--- START ---

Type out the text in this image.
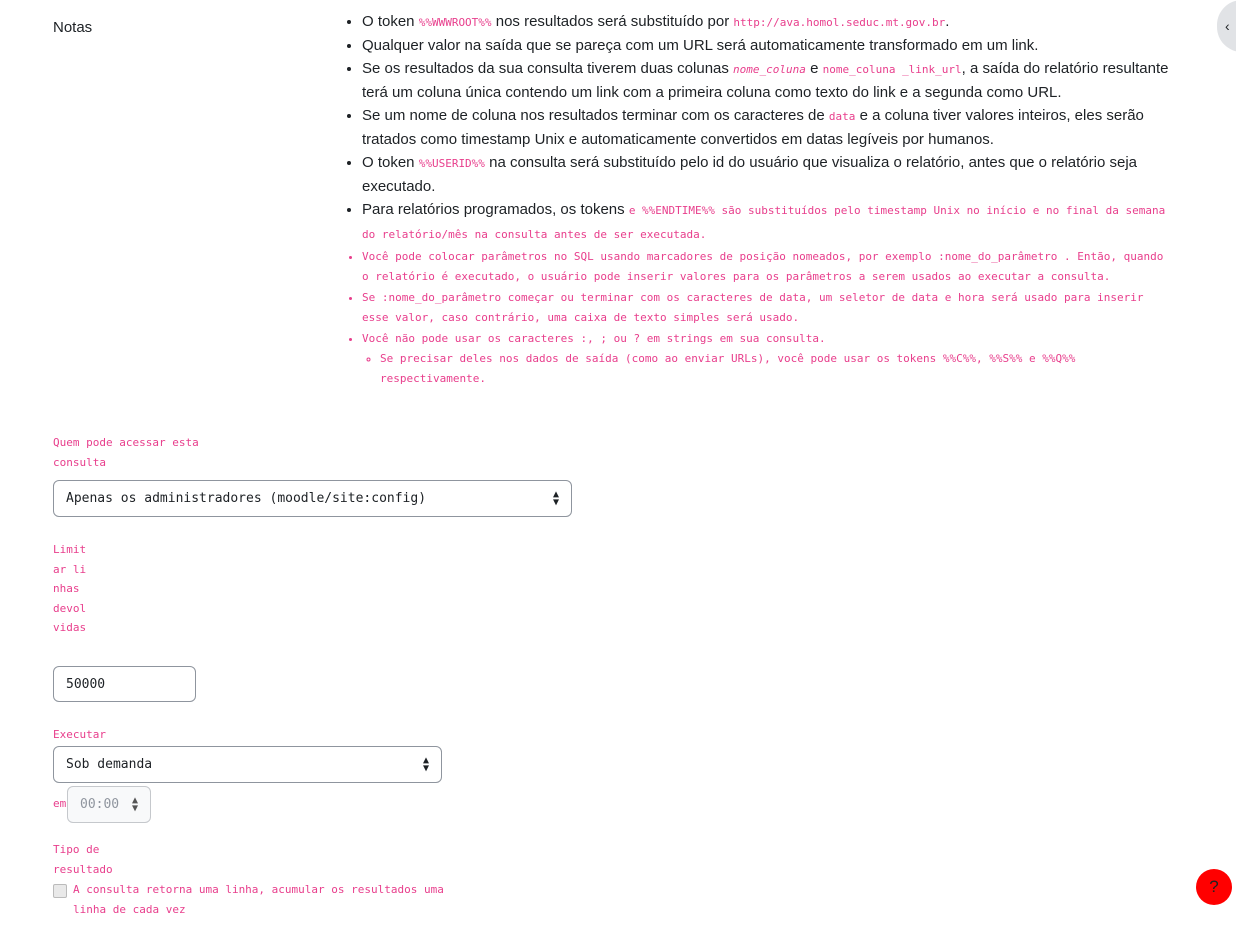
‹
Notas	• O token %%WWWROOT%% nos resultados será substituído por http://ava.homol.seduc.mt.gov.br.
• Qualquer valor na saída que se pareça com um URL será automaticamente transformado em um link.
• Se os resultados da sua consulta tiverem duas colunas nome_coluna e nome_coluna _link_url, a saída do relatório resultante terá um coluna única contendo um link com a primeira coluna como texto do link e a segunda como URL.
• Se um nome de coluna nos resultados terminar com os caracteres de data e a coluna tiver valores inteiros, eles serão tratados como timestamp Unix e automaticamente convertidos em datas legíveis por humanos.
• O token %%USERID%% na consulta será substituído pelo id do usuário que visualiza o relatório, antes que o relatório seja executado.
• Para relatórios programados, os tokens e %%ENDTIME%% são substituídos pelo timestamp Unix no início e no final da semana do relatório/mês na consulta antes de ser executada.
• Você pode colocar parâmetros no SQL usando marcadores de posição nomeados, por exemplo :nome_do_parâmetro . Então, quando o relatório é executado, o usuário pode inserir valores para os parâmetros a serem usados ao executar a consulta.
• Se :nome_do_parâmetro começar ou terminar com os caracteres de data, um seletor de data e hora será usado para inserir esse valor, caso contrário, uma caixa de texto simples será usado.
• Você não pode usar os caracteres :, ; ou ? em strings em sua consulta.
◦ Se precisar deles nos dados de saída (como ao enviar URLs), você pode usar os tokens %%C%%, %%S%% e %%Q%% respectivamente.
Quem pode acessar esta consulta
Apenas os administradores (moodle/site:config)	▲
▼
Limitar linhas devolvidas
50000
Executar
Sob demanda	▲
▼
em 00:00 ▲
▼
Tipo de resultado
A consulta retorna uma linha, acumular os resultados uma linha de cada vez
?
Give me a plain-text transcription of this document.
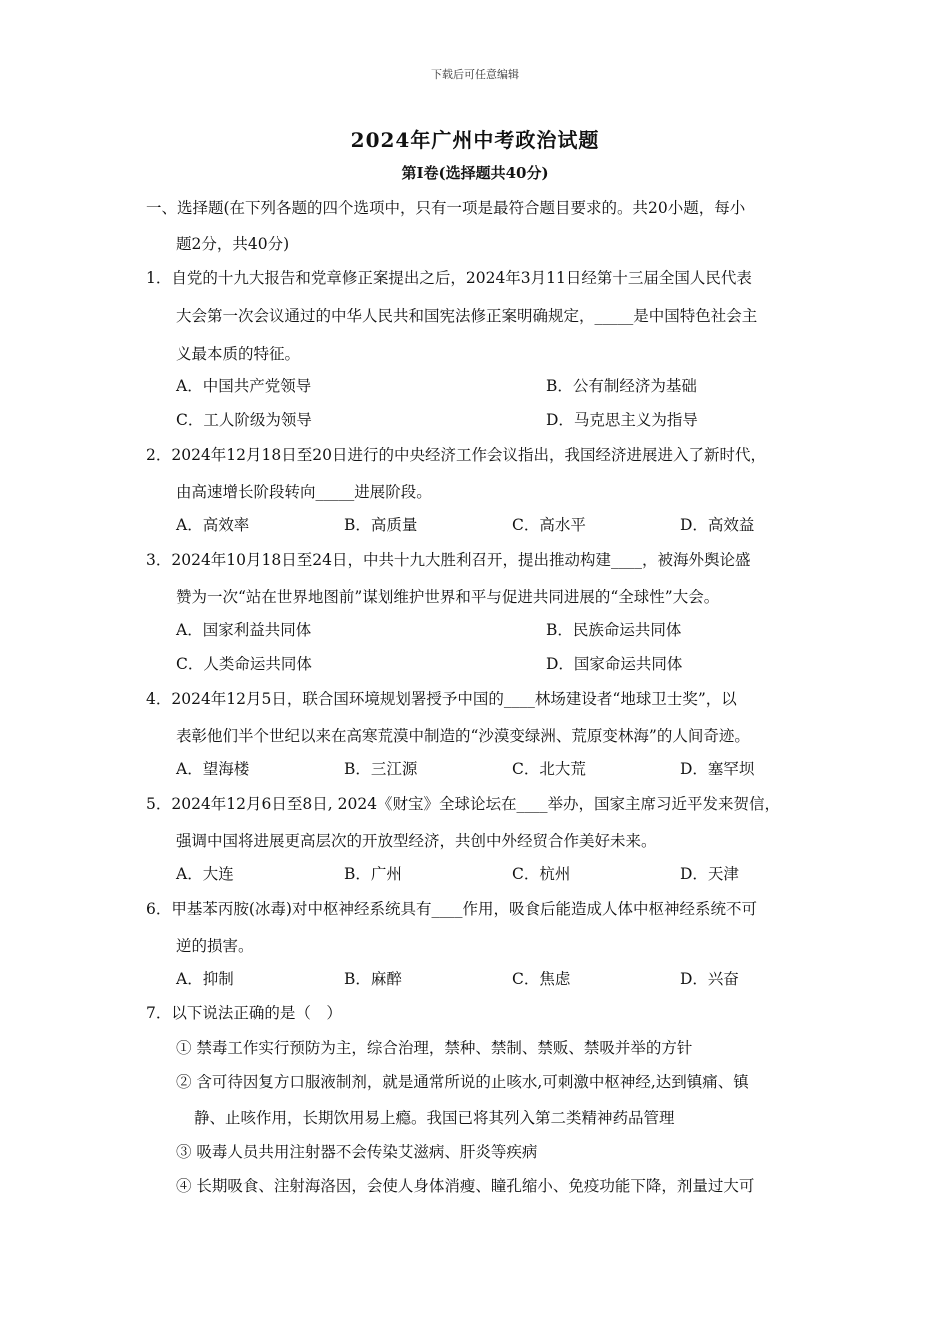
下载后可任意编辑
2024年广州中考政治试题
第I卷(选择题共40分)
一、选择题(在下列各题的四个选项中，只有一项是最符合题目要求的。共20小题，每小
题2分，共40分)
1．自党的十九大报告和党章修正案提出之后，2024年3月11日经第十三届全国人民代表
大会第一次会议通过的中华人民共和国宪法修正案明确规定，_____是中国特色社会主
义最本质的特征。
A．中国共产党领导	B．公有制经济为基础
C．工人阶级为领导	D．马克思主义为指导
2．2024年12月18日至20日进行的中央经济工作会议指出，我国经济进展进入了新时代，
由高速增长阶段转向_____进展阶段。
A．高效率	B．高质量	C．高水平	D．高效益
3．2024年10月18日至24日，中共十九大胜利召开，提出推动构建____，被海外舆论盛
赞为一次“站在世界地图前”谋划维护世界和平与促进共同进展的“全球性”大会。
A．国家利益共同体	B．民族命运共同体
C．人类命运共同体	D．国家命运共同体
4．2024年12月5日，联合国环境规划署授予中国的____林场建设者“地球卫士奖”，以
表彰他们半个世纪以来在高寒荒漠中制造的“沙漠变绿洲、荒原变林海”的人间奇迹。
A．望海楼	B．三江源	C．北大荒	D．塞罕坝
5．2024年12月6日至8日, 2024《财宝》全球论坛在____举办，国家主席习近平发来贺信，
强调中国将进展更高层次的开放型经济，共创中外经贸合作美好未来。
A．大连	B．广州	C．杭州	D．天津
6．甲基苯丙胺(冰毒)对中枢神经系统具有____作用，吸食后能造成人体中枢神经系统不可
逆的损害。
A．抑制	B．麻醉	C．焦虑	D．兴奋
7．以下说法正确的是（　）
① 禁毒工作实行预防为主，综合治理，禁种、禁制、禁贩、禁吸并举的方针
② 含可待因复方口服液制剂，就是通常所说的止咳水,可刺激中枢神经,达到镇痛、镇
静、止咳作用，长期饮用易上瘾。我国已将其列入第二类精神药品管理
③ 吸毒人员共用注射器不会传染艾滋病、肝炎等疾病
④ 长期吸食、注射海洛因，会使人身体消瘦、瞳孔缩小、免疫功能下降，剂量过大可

--- END ---

- **OBJECTIVE**: Select and copy every line of the listing with the word "saída".

- **TASK OUTPUT**:
• Qualquer valor na saída que se pareça com um URL será automaticamente transformado em um link.
• Se os resultados da sua consulta tiverem duas colunas nome_coluna e nome_coluna _link_url, a saída do relatório resultante terá um coluna única contendo um link com a primeira coluna como texto do link e a segunda como URL.
◦ Se precisar deles nos dados de saída (como ao enviar URLs), você pode usar os tokens %%C%%, %%S%% e %%Q%% respectivamente.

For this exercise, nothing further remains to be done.